# [OBJECTIVE]
Quote each of the following lines word for word, with every character, symbol and number unchanged.

# [ENTRIES]
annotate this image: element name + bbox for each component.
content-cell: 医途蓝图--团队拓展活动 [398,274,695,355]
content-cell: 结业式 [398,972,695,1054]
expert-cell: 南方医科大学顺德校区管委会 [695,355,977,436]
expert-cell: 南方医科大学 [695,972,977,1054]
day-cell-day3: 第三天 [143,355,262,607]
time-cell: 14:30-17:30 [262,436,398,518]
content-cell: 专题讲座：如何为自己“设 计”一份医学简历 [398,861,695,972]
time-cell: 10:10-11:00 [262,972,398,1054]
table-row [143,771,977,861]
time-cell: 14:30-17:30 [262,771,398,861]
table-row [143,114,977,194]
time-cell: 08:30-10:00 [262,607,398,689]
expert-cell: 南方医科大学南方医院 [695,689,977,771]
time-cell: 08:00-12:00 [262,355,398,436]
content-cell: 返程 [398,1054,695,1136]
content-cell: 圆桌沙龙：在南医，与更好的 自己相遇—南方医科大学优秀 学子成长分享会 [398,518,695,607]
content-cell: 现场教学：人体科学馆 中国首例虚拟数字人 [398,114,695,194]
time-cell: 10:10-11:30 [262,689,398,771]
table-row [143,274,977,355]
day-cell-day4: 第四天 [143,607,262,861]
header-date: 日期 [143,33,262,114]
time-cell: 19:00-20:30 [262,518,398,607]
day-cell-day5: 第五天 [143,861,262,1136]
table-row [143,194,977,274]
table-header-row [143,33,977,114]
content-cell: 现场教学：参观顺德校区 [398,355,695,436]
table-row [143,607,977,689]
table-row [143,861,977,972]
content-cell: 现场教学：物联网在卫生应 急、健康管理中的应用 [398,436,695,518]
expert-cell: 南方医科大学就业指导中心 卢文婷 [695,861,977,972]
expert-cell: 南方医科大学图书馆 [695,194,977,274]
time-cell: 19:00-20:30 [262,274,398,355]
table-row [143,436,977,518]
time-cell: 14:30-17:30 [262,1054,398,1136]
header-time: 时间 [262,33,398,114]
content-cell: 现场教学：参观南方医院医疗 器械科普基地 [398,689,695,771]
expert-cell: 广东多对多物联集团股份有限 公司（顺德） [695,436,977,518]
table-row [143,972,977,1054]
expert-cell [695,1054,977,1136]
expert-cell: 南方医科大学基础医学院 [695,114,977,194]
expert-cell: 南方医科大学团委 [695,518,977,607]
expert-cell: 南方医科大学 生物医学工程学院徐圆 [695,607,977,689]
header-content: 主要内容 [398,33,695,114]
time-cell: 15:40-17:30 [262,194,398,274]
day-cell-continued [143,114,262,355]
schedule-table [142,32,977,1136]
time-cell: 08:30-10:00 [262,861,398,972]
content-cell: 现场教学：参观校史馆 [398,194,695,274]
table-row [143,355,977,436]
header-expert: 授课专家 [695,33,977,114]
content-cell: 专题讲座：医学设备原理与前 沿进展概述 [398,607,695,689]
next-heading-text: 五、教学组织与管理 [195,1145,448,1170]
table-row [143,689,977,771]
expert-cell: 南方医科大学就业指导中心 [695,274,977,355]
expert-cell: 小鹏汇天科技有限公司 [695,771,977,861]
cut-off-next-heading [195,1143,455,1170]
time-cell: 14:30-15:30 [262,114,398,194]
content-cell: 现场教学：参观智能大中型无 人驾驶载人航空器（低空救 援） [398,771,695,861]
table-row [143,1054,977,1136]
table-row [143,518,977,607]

# [COMPLETED TASK]
annotate this image: element name + bbox for each component.
content-cell: 医途蓝图--团队拓展活动 [398,274,695,355]
content-cell: 结业式 [398,972,695,1054]
expert-cell: 南方医科大学顺德校区管委会 [695,355,977,436]
expert-cell: 南方医科大学 [695,972,977,1054]
day-cell-day3: 第三天 [143,355,262,607]
time-cell: 14:30-17:30 [262,436,398,518]
content-cell: 专题讲座：如何为自己“设 计”一份医学简历 [398,861,695,972]
time-cell: 10:10-11:00 [262,972,398,1054]
table-row [143,771,977,861]
time-cell: 14:30-17:30 [262,771,398,861]
table-row [143,114,977,194]
time-cell: 08:30-10:00 [262,607,398,689]
expert-cell: 南方医科大学南方医院 [695,689,977,771]
time-cell: 08:00-12:00 [262,355,398,436]
content-cell: 返程 [398,1054,695,1136]
content-cell: 圆桌沙龙：在南医，与更好的 自己相遇—南方医科大学优秀 学子成长分享会 [398,518,695,607]
content-cell: 现场教学：人体科学馆 中国首例虚拟数字人 [398,114,695,194]
time-cell: 10:10-11:30 [262,689,398,771]
table-row [143,274,977,355]
day-cell-day4: 第四天 [143,607,262,861]
header-date: 日期 [143,33,262,114]
time-cell: 19:00-20:30 [262,518,398,607]
day-cell-day5: 第五天 [143,861,262,1136]
table-row [143,194,977,274]
table-header-row [143,33,977,114]
content-cell: 现场教学：参观顺德校区 [398,355,695,436]
table-row [143,607,977,689]
table-row [143,861,977,972]
content-cell: 现场教学：物联网在卫生应 急、健康管理中的应用 [398,436,695,518]
expert-cell: 南方医科大学就业指导中心 卢文婷 [695,861,977,972]
expert-cell: 南方医科大学图书馆 [695,194,977,274]
time-cell: 19:00-20:30 [262,274,398,355]
table-row [143,436,977,518]
time-cell: 14:30-17:30 [262,1054,398,1136]
header-time: 时间 [262,33,398,114]
content-cell: 现场教学：参观南方医院医疗 器械科普基地 [398,689,695,771]
expert-cell: 广东多对多物联集团股份有限 公司（顺德） [695,436,977,518]
table-row [143,972,977,1054]
expert-cell [695,1054,977,1136]
expert-cell: 南方医科大学基础医学院 [695,114,977,194]
expert-cell: 南方医科大学团委 [695,518,977,607]
expert-cell: 南方医科大学 生物医学工程学院徐圆 [695,607,977,689]
header-content: 主要内容 [398,33,695,114]
time-cell: 15:40-17:30 [262,194,398,274]
day-cell-continued [143,114,262,355]
schedule-table [142,32,977,1136]
time-cell: 08:30-10:00 [262,861,398,972]
content-cell: 现场教学：参观校史馆 [398,194,695,274]
table-row [143,355,977,436]
header-expert: 授课专家 [695,33,977,114]
content-cell: 专题讲座：医学设备原理与前 沿进展概述 [398,607,695,689]
next-heading-text: 五、教学组织与管理 [195,1145,448,1170]
table-row [143,689,977,771]
expert-cell: 南方医科大学就业指导中心 [695,274,977,355]
expert-cell: 小鹏汇天科技有限公司 [695,771,977,861]
cut-off-next-heading [195,1143,455,1170]
time-cell: 14:30-15:30 [262,114,398,194]
content-cell: 现场教学：参观智能大中型无 人驾驶载人航空器（低空救 援） [398,771,695,861]
table-row [143,1054,977,1136]
table-row [143,518,977,607]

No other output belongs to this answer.